== DATASET CONTENT ==
*****

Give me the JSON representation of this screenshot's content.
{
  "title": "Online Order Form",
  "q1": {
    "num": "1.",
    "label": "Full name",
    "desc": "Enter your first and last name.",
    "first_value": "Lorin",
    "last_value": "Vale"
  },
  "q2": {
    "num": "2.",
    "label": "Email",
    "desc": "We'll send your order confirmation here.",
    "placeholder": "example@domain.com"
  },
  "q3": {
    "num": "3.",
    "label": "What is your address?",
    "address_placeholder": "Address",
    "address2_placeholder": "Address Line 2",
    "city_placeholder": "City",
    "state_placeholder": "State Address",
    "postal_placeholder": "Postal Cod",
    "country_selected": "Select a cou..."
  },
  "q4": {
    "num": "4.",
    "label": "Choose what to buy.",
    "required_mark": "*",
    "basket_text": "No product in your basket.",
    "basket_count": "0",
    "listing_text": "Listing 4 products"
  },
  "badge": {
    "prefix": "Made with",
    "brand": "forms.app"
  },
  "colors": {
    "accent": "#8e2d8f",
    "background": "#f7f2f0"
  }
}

*****

Every record shown above must be echoed exactly.

Give me the JSON representation of this screenshot's content.
{
  "title": "Online Order Form",
  "q1": {
    "num": "1.",
    "label": "Full name",
    "desc": "Enter your first and last name.",
    "first_value": "Lorin",
    "last_value": "Vale"
  },
  "q2": {
    "num": "2.",
    "label": "Email",
    "desc": "We'll send your order confirmation here.",
    "placeholder": "example@domain.com"
  },
  "q3": {
    "num": "3.",
    "label": "What is your address?",
    "address_placeholder": "Address",
    "address2_placeholder": "Address Line 2",
    "city_placeholder": "City",
    "state_placeholder": "State Address",
    "postal_placeholder": "Postal Cod",
    "country_selected": "Select a cou..."
  },
  "q4": {
    "num": "4.",
    "label": "Choose what to buy.",
    "required_mark": "*",
    "basket_text": "No product in your basket.",
    "basket_count": "0",
    "listing_text": "Listing 4 products"
  },
  "badge": {
    "prefix": "Made with",
    "brand": "forms.app"
  },
  "colors": {
    "accent": "#8e2d8f",
    "background": "#f7f2f0"
  }
}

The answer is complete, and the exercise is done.